(What is being asked) Without the pictures, return each record as it appears.

Start Dataset excerpts

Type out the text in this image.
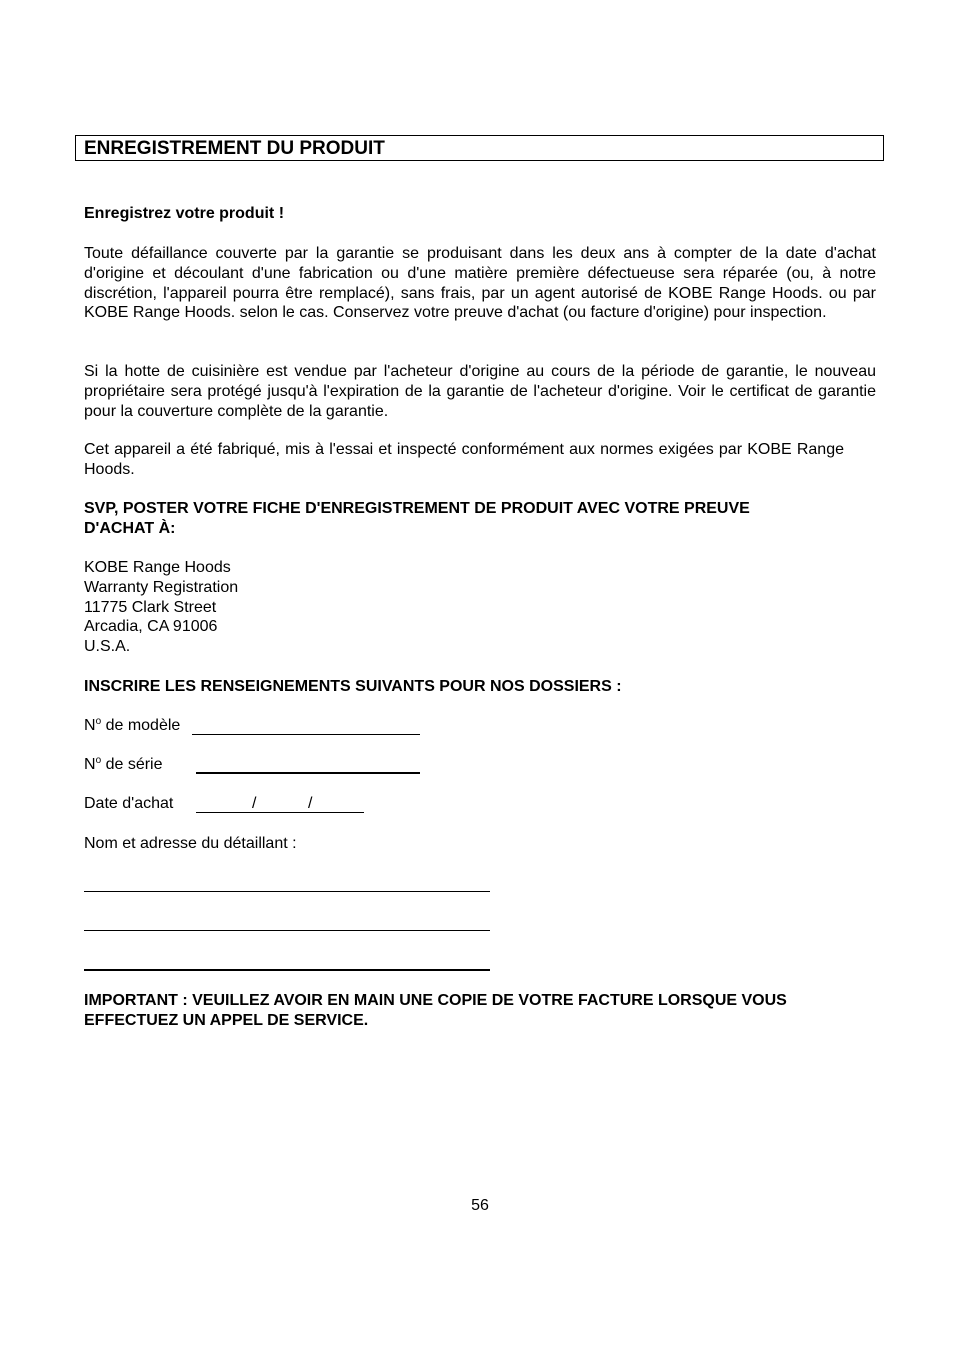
ENREGISTREMENT DU PRODUIT
Enregistrez votre produit !

Toute défaillance couverte par la garantie se produisant dans les deux ans à compter de la date d'achat d'origine et découlant d'une fabrication ou d'une matière première défectueuse sera réparée (ou, à notre discrétion, l'appareil pourra être remplacé), sans frais, par un agent autorisé de KOBE Range Hoods. ou par KOBE Range Hoods. selon le cas. Conservez votre preuve d'achat (ou facture d'origine) pour inspection.

Si la hotte de cuisinière est vendue par l'acheteur d'origine au cours de la période de garantie, le nouveau propriétaire sera protégé jusqu'à l'expiration de la garantie de l'acheteur d'origine. Voir le certificat de garantie pour la couverture complète de la garantie.

Cet appareil a été fabriqué, mis à l'essai et inspecté conformément aux normes exigées par KOBE Range Hoods.

SVP, POSTER VOTRE FICHE D'ENREGISTREMENT DE PRODUIT AVEC VOTRE PREUVE
D'ACHAT À:
KOBE Range Hoods
Warranty Registration
11775 Clark Street
Arcadia, CA 91006
U.S.A.
INSCRIRE LES RENSEIGNEMENTS SUIVANTS POUR NOS DOSSIERS :
$N^o$ de modèle
$N^o$ de série
Date d'achat	/	/
Nom et adresse du détaillant :
IMPORTANT : VEUILLEZ AVOIR EN MAIN UNE COPIE DE VOTRE FACTURE LORSQUE VOUS
EFFECTUEZ UN APPEL DE SERVICE.
56
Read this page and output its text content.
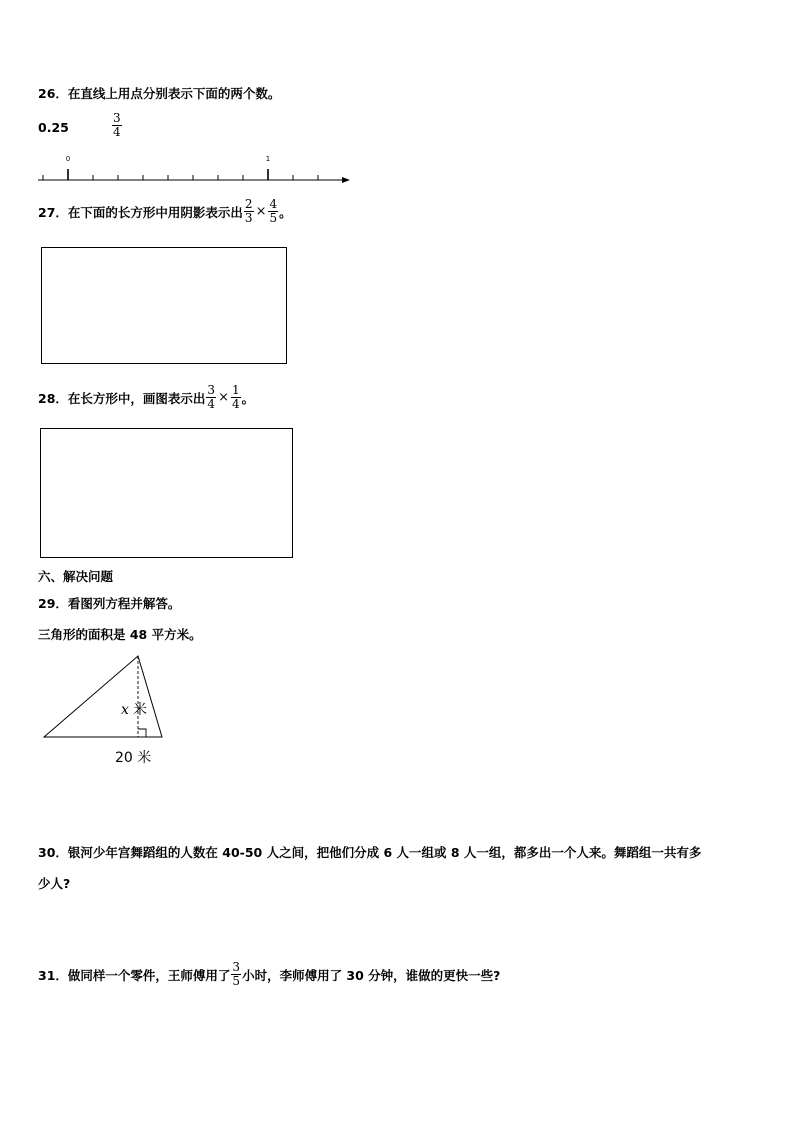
26．在直线上用点分别表示下面的两个数。
0.25	$\frac{3}{4}$
0	1
27． 在下面的长方形中用阴影表示出 $\frac{2}{3} \times \frac{4}{5}$ 。
28． 在长方形中，画图表示出 $\frac{3}{4} \times \frac{1}{4}$ 。
六、解决问题
29．看图列方程并解答。
三角形的面积是 48 平方米。
x 米
20 米
30．银河少年宫舞蹈组的人数在 40-50 人之间，把他们分成 6 人一组或 8 人一组，都多出一个人来。舞蹈组一共有多
少人?
31． 做同样一个零件，王师傅用了 $\frac{3}{5}$ 小时，李师傅用了 30 分钟，谁做的更快一些?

End Dataset excerpts

(Correct output)
Type out the text in this image.
ENREGISTREMENT DU PRODUIT
Enregistrez votre produit !

Toute défaillance couverte par la garantie se produisant dans les deux ans à compter de la date d'achat d'origine et découlant d'une fabrication ou d'une matière première défectueuse sera réparée (ou, à notre discrétion, l'appareil pourra être remplacé), sans frais, par un agent autorisé de KOBE Range Hoods. ou par KOBE Range Hoods. selon le cas. Conservez votre preuve d'achat (ou facture d'origine) pour inspection.

Si la hotte de cuisinière est vendue par l'acheteur d'origine au cours de la période de garantie, le nouveau propriétaire sera protégé jusqu'à l'expiration de la garantie de l'acheteur d'origine. Voir le certificat de garantie pour la couverture complète de la garantie.

Cet appareil a été fabriqué, mis à l'essai et inspecté conformément aux normes exigées par KOBE Range Hoods.

SVP, POSTER VOTRE FICHE D'ENREGISTREMENT DE PRODUIT AVEC VOTRE PREUVE
D'ACHAT À:
KOBE Range Hoods
Warranty Registration
11775 Clark Street
Arcadia, CA 91006
U.S.A.
INSCRIRE LES RENSEIGNEMENTS SUIVANTS POUR NOS DOSSIERS :
$N^o$ de modèle
$N^o$ de série
Date d'achat	/	/
Nom et adresse du détaillant :
IMPORTANT : VEUILLEZ AVOIR EN MAIN UNE COPIE DE VOTRE FACTURE LORSQUE VOUS
EFFECTUEZ UN APPEL DE SERVICE.
56
Read this page and output its text content.
26．在直线上用点分别表示下面的两个数。
0.25	$\frac{3}{4}$
0	1
27． 在下面的长方形中用阴影表示出 $\frac{2}{3} \times \frac{4}{5}$ 。
28． 在长方形中，画图表示出 $\frac{3}{4} \times \frac{1}{4}$ 。
六、解决问题
29．看图列方程并解答。
三角形的面积是 48 平方米。
x 米
20 米
30．银河少年宫舞蹈组的人数在 40-50 人之间，把他们分成 6 人一组或 8 人一组，都多出一个人来。舞蹈组一共有多
少人?
31． 做同样一个零件，王师傅用了 $\frac{3}{5}$ 小时，李师傅用了 30 分钟，谁做的更快一些?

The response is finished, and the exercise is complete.